#### Exercise details
Retype each record below word for word. Leave the pictures out.

+---+

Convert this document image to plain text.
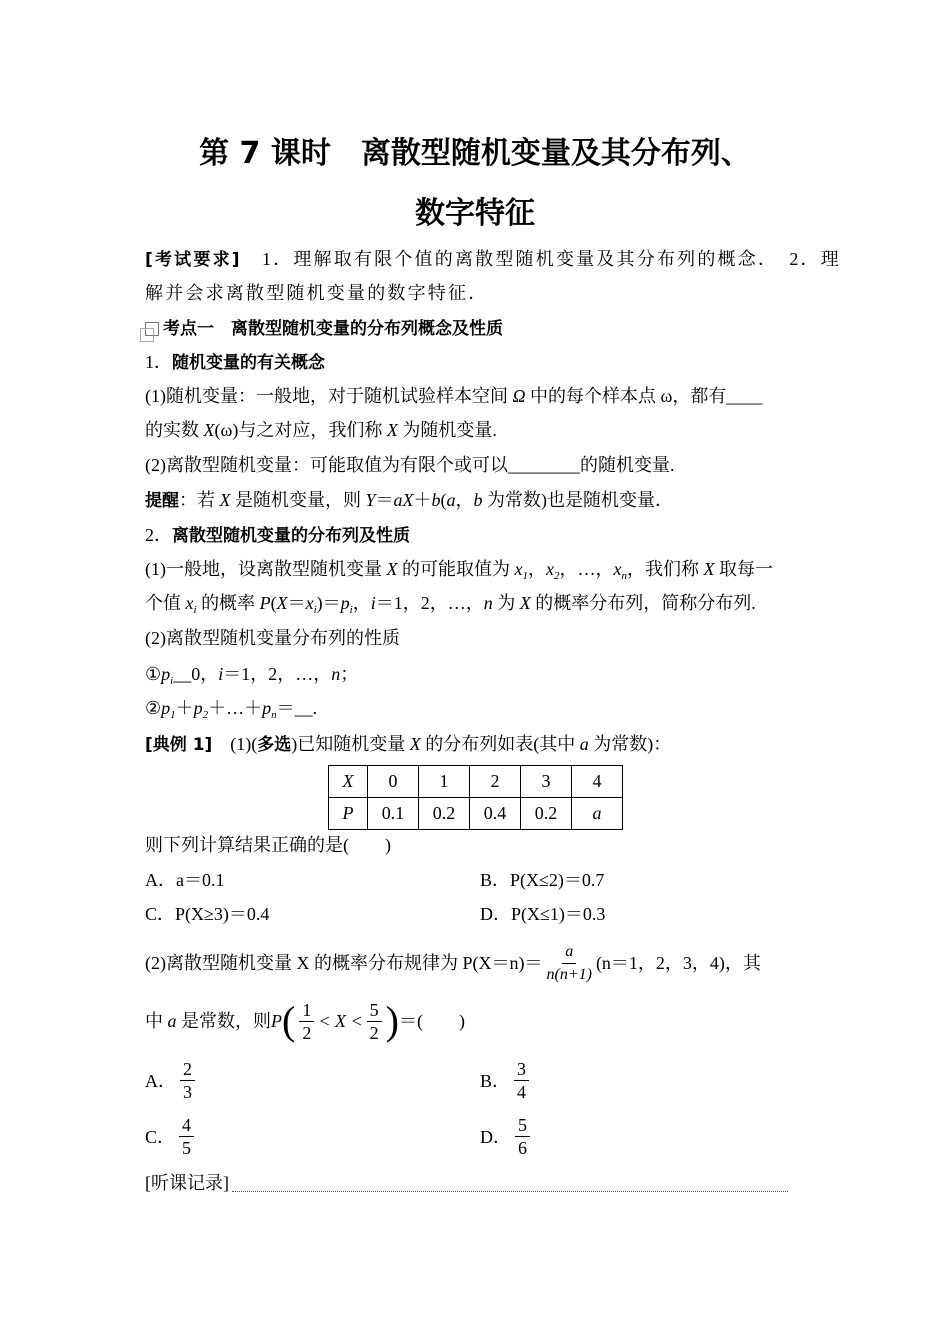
第 7 课时　离散型随机变量及其分布列、
数字特征
[考试要求]　1．理解取有限个值的离散型随机变量及其分布列的概念．　2．理
解并会求离散型随机变量的数字特征．
考点一　离散型随机变量的分布列概念及性质
1．随机变量的有关概念
(1)随机变量：一般地，对于随机试验样本空间 Ω 中的每个样本点 ω，都有____
的实数 X(ω)与之对应，我们称 X 为随机变量.
(2)离散型随机变量：可能取值为有限个或可以________的随机变量.
提醒：若 X 是随机变量，则 Y＝aX＋b(a，b 为常数)也是随机变量．
2．离散型随机变量的分布列及性质
(1)一般地，设离散型随机变量 X 的可能取值为 $x_1$，$x_2$，…，$x_n$，我们称 X 取每一
个值 $x_i$ 的概率 $P(X=x_i)=p_i$，i＝1，2，…，n 为 X 的概率分布列，简称分布列.
(2)离散型随机变量分布列的性质
$①p_i\_\_0$，i＝1，2，…，n；
$②p_1+p_2+\dots+p_n=\_\_$.
[典例 1]　(1)(多选)已知随机变量 X 的分布列如表(其中 a 为常数)：
X	0	1	2	3	4
P	0.1	0.2	0.4	0.2	a
则下列计算结果正确的是(　　)
A．a＝0.1	B．P(X≤2)＝0.7
C．P(X≥3)＝0.4	D．P(X≤1)＝0.3
(2)离散型随机变量 X 的概率分布规律为 $P(X=n)= \frac{a}{n(n+1)} (n=1$，2，3，4)，其
中 a 是常数，则 P ( $\frac{1}{2} < X < \frac{5}{2}$ ) ＝(　　)
A． $\frac{2}{3}$	B． $\frac{3}{4}$
C． $\frac{4}{5}$	D． $\frac{5}{6}$
[听课记录]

+---+

#### Worked answer
Convert this document image to plain text.
第 7 课时　离散型随机变量及其分布列、
数字特征
[考试要求]　1．理解取有限个值的离散型随机变量及其分布列的概念．　2．理
解并会求离散型随机变量的数字特征．
考点一　离散型随机变量的分布列概念及性质
1．随机变量的有关概念
(1)随机变量：一般地，对于随机试验样本空间 Ω 中的每个样本点 ω，都有____
的实数 X(ω)与之对应，我们称 X 为随机变量.
(2)离散型随机变量：可能取值为有限个或可以________的随机变量.
提醒：若 X 是随机变量，则 Y＝aX＋b(a，b 为常数)也是随机变量．
2．离散型随机变量的分布列及性质
(1)一般地，设离散型随机变量 X 的可能取值为 $x_1$，$x_2$，…，$x_n$，我们称 X 取每一
个值 $x_i$ 的概率 $P(X=x_i)=p_i$，i＝1，2，…，n 为 X 的概率分布列，简称分布列.
(2)离散型随机变量分布列的性质
$①p_i\_\_0$，i＝1，2，…，n；
$②p_1+p_2+\dots+p_n=\_\_$.
[典例 1]　(1)(多选)已知随机变量 X 的分布列如表(其中 a 为常数)：
X	0	1	2	3	4
P	0.1	0.2	0.4	0.2	a
则下列计算结果正确的是(　　)
A．a＝0.1	B．P(X≤2)＝0.7
C．P(X≥3)＝0.4	D．P(X≤1)＝0.3
(2)离散型随机变量 X 的概率分布规律为 $P(X=n)= \frac{a}{n(n+1)} (n=1$，2，3，4)，其
中 a 是常数，则 P ( $\frac{1}{2} < X < \frac{5}{2}$ ) ＝(　　)
A． $\frac{2}{3}$	B． $\frac{3}{4}$
C． $\frac{4}{5}$	D． $\frac{5}{6}$
[听课记录]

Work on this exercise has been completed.